* Begin GIVEN RECORDS *

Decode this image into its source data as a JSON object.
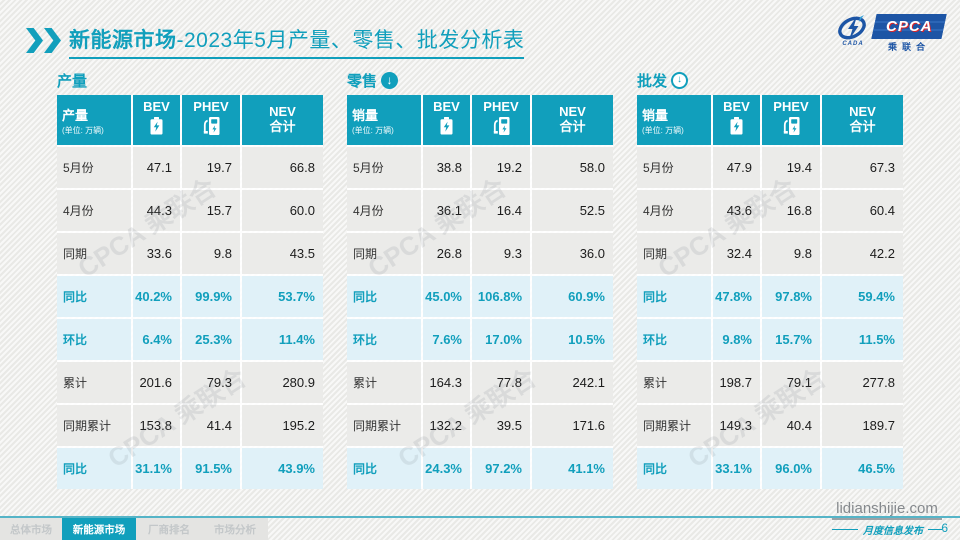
{
  "colors": {
    "accent": "#119fbc",
    "highlight_bg": "#e0f1f8",
    "row_bg": "#ebebe9",
    "logo_blue": "#1d55a5",
    "logo_red": "#d9262c"
  },
  "page": {
    "title_bold": "新能源市场",
    "title_rest": "-2023年5月产量、零售、批发分析表",
    "page_number": "6",
    "website": "lidianshijie.com",
    "website_sub": "月度信息发布"
  },
  "logo": {
    "cpca": "CPCA",
    "cada": "CADA",
    "chinese": "乘联合"
  },
  "watermark": "CPCA 乘联合",
  "nav": {
    "tabs": [
      {
        "label": "总体市场",
        "active": false
      },
      {
        "label": "新能源市场",
        "active": true
      },
      {
        "label": "厂商排名",
        "active": false
      },
      {
        "label": "市场分析",
        "active": false
      }
    ]
  },
  "arrow_glyph": "↓",
  "tables": [
    {
      "section_title": "产量",
      "arrow": "none",
      "header": {
        "label": "产量",
        "unit": "(单位: 万辆)",
        "columns": [
          {
            "text": "BEV",
            "icon": "battery"
          },
          {
            "text": "PHEV",
            "icon": "charger"
          },
          {
            "text": "NEV\n合计",
            "icon": "none"
          }
        ]
      },
      "rows": [
        {
          "label": "5月份",
          "values": [
            "47.1",
            "19.7",
            "66.8"
          ],
          "highlight": false
        },
        {
          "label": "4月份",
          "values": [
            "44.3",
            "15.7",
            "60.0"
          ],
          "highlight": false
        },
        {
          "label": "同期",
          "values": [
            "33.6",
            "9.8",
            "43.5"
          ],
          "highlight": false
        },
        {
          "label": "同比",
          "values": [
            "40.2%",
            "99.9%",
            "53.7%"
          ],
          "highlight": true
        },
        {
          "label": "环比",
          "values": [
            "6.4%",
            "25.3%",
            "11.4%"
          ],
          "highlight": true
        },
        {
          "label": "累计",
          "values": [
            "201.6",
            "79.3",
            "280.9"
          ],
          "highlight": false
        },
        {
          "label": "同期累计",
          "values": [
            "153.8",
            "41.4",
            "195.2"
          ],
          "highlight": false
        },
        {
          "label": "同比",
          "values": [
            "31.1%",
            "91.5%",
            "43.9%"
          ],
          "highlight": true
        }
      ]
    },
    {
      "section_title": "零售",
      "arrow": "filled",
      "header": {
        "label": "销量",
        "unit": "(单位: 万辆)",
        "columns": [
          {
            "text": "BEV",
            "icon": "battery"
          },
          {
            "text": "PHEV",
            "icon": "charger"
          },
          {
            "text": "NEV\n合计",
            "icon": "none"
          }
        ]
      },
      "rows": [
        {
          "label": "5月份",
          "values": [
            "38.8",
            "19.2",
            "58.0"
          ],
          "highlight": false
        },
        {
          "label": "4月份",
          "values": [
            "36.1",
            "16.4",
            "52.5"
          ],
          "highlight": false
        },
        {
          "label": "同期",
          "values": [
            "26.8",
            "9.3",
            "36.0"
          ],
          "highlight": false
        },
        {
          "label": "同比",
          "values": [
            "45.0%",
            "106.8%",
            "60.9%"
          ],
          "highlight": true
        },
        {
          "label": "环比",
          "values": [
            "7.6%",
            "17.0%",
            "10.5%"
          ],
          "highlight": true
        },
        {
          "label": "累计",
          "values": [
            "164.3",
            "77.8",
            "242.1"
          ],
          "highlight": false
        },
        {
          "label": "同期累计",
          "values": [
            "132.2",
            "39.5",
            "171.6"
          ],
          "highlight": false
        },
        {
          "label": "同比",
          "values": [
            "24.3%",
            "97.2%",
            "41.1%"
          ],
          "highlight": true
        }
      ]
    },
    {
      "section_title": "批发",
      "arrow": "ring",
      "header": {
        "label": "销量",
        "unit": "(单位: 万辆)",
        "columns": [
          {
            "text": "BEV",
            "icon": "battery"
          },
          {
            "text": "PHEV",
            "icon": "charger"
          },
          {
            "text": "NEV\n合计",
            "icon": "none"
          }
        ]
      },
      "rows": [
        {
          "label": "5月份",
          "values": [
            "47.9",
            "19.4",
            "67.3"
          ],
          "highlight": false
        },
        {
          "label": "4月份",
          "values": [
            "43.6",
            "16.8",
            "60.4"
          ],
          "highlight": false
        },
        {
          "label": "同期",
          "values": [
            "32.4",
            "9.8",
            "42.2"
          ],
          "highlight": false
        },
        {
          "label": "同比",
          "values": [
            "47.8%",
            "97.8%",
            "59.4%"
          ],
          "highlight": true
        },
        {
          "label": "环比",
          "values": [
            "9.8%",
            "15.7%",
            "11.5%"
          ],
          "highlight": true
        },
        {
          "label": "累计",
          "values": [
            "198.7",
            "79.1",
            "277.8"
          ],
          "highlight": false
        },
        {
          "label": "同期累计",
          "values": [
            "149.3",
            "40.4",
            "189.7"
          ],
          "highlight": false
        },
        {
          "label": "同比",
          "values": [
            "33.1%",
            "96.0%",
            "46.5%"
          ],
          "highlight": true
        }
      ]
    }
  ]
}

* End GIVEN RECORDS *

*SHORT EXERCISE*
Give all the lines above again, character for character, without pictures.

*FINISHED ANSWER*
Decode this image into its source data as a JSON object.
{
  "colors": {
    "accent": "#119fbc",
    "highlight_bg": "#e0f1f8",
    "row_bg": "#ebebe9",
    "logo_blue": "#1d55a5",
    "logo_red": "#d9262c"
  },
  "page": {
    "title_bold": "新能源市场",
    "title_rest": "-2023年5月产量、零售、批发分析表",
    "page_number": "6",
    "website": "lidianshijie.com",
    "website_sub": "月度信息发布"
  },
  "logo": {
    "cpca": "CPCA",
    "cada": "CADA",
    "chinese": "乘联合"
  },
  "watermark": "CPCA 乘联合",
  "nav": {
    "tabs": [
      {
        "label": "总体市场",
        "active": false
      },
      {
        "label": "新能源市场",
        "active": true
      },
      {
        "label": "厂商排名",
        "active": false
      },
      {
        "label": "市场分析",
        "active": false
      }
    ]
  },
  "arrow_glyph": "↓",
  "tables": [
    {
      "section_title": "产量",
      "arrow": "none",
      "header": {
        "label": "产量",
        "unit": "(单位: 万辆)",
        "columns": [
          {
            "text": "BEV",
            "icon": "battery"
          },
          {
            "text": "PHEV",
            "icon": "charger"
          },
          {
            "text": "NEV\n合计",
            "icon": "none"
          }
        ]
      },
      "rows": [
        {
          "label": "5月份",
          "values": [
            "47.1",
            "19.7",
            "66.8"
          ],
          "highlight": false
        },
        {
          "label": "4月份",
          "values": [
            "44.3",
            "15.7",
            "60.0"
          ],
          "highlight": false
        },
        {
          "label": "同期",
          "values": [
            "33.6",
            "9.8",
            "43.5"
          ],
          "highlight": false
        },
        {
          "label": "同比",
          "values": [
            "40.2%",
            "99.9%",
            "53.7%"
          ],
          "highlight": true
        },
        {
          "label": "环比",
          "values": [
            "6.4%",
            "25.3%",
            "11.4%"
          ],
          "highlight": true
        },
        {
          "label": "累计",
          "values": [
            "201.6",
            "79.3",
            "280.9"
          ],
          "highlight": false
        },
        {
          "label": "同期累计",
          "values": [
            "153.8",
            "41.4",
            "195.2"
          ],
          "highlight": false
        },
        {
          "label": "同比",
          "values": [
            "31.1%",
            "91.5%",
            "43.9%"
          ],
          "highlight": true
        }
      ]
    },
    {
      "section_title": "零售",
      "arrow": "filled",
      "header": {
        "label": "销量",
        "unit": "(单位: 万辆)",
        "columns": [
          {
            "text": "BEV",
            "icon": "battery"
          },
          {
            "text": "PHEV",
            "icon": "charger"
          },
          {
            "text": "NEV\n合计",
            "icon": "none"
          }
        ]
      },
      "rows": [
        {
          "label": "5月份",
          "values": [
            "38.8",
            "19.2",
            "58.0"
          ],
          "highlight": false
        },
        {
          "label": "4月份",
          "values": [
            "36.1",
            "16.4",
            "52.5"
          ],
          "highlight": false
        },
        {
          "label": "同期",
          "values": [
            "26.8",
            "9.3",
            "36.0"
          ],
          "highlight": false
        },
        {
          "label": "同比",
          "values": [
            "45.0%",
            "106.8%",
            "60.9%"
          ],
          "highlight": true
        },
        {
          "label": "环比",
          "values": [
            "7.6%",
            "17.0%",
            "10.5%"
          ],
          "highlight": true
        },
        {
          "label": "累计",
          "values": [
            "164.3",
            "77.8",
            "242.1"
          ],
          "highlight": false
        },
        {
          "label": "同期累计",
          "values": [
            "132.2",
            "39.5",
            "171.6"
          ],
          "highlight": false
        },
        {
          "label": "同比",
          "values": [
            "24.3%",
            "97.2%",
            "41.1%"
          ],
          "highlight": true
        }
      ]
    },
    {
      "section_title": "批发",
      "arrow": "ring",
      "header": {
        "label": "销量",
        "unit": "(单位: 万辆)",
        "columns": [
          {
            "text": "BEV",
            "icon": "battery"
          },
          {
            "text": "PHEV",
            "icon": "charger"
          },
          {
            "text": "NEV\n合计",
            "icon": "none"
          }
        ]
      },
      "rows": [
        {
          "label": "5月份",
          "values": [
            "47.9",
            "19.4",
            "67.3"
          ],
          "highlight": false
        },
        {
          "label": "4月份",
          "values": [
            "43.6",
            "16.8",
            "60.4"
          ],
          "highlight": false
        },
        {
          "label": "同期",
          "values": [
            "32.4",
            "9.8",
            "42.2"
          ],
          "highlight": false
        },
        {
          "label": "同比",
          "values": [
            "47.8%",
            "97.8%",
            "59.4%"
          ],
          "highlight": true
        },
        {
          "label": "环比",
          "values": [
            "9.8%",
            "15.7%",
            "11.5%"
          ],
          "highlight": true
        },
        {
          "label": "累计",
          "values": [
            "198.7",
            "79.1",
            "277.8"
          ],
          "highlight": false
        },
        {
          "label": "同期累计",
          "values": [
            "149.3",
            "40.4",
            "189.7"
          ],
          "highlight": false
        },
        {
          "label": "同比",
          "values": [
            "33.1%",
            "96.0%",
            "46.5%"
          ],
          "highlight": true
        }
      ]
    }
  ]
}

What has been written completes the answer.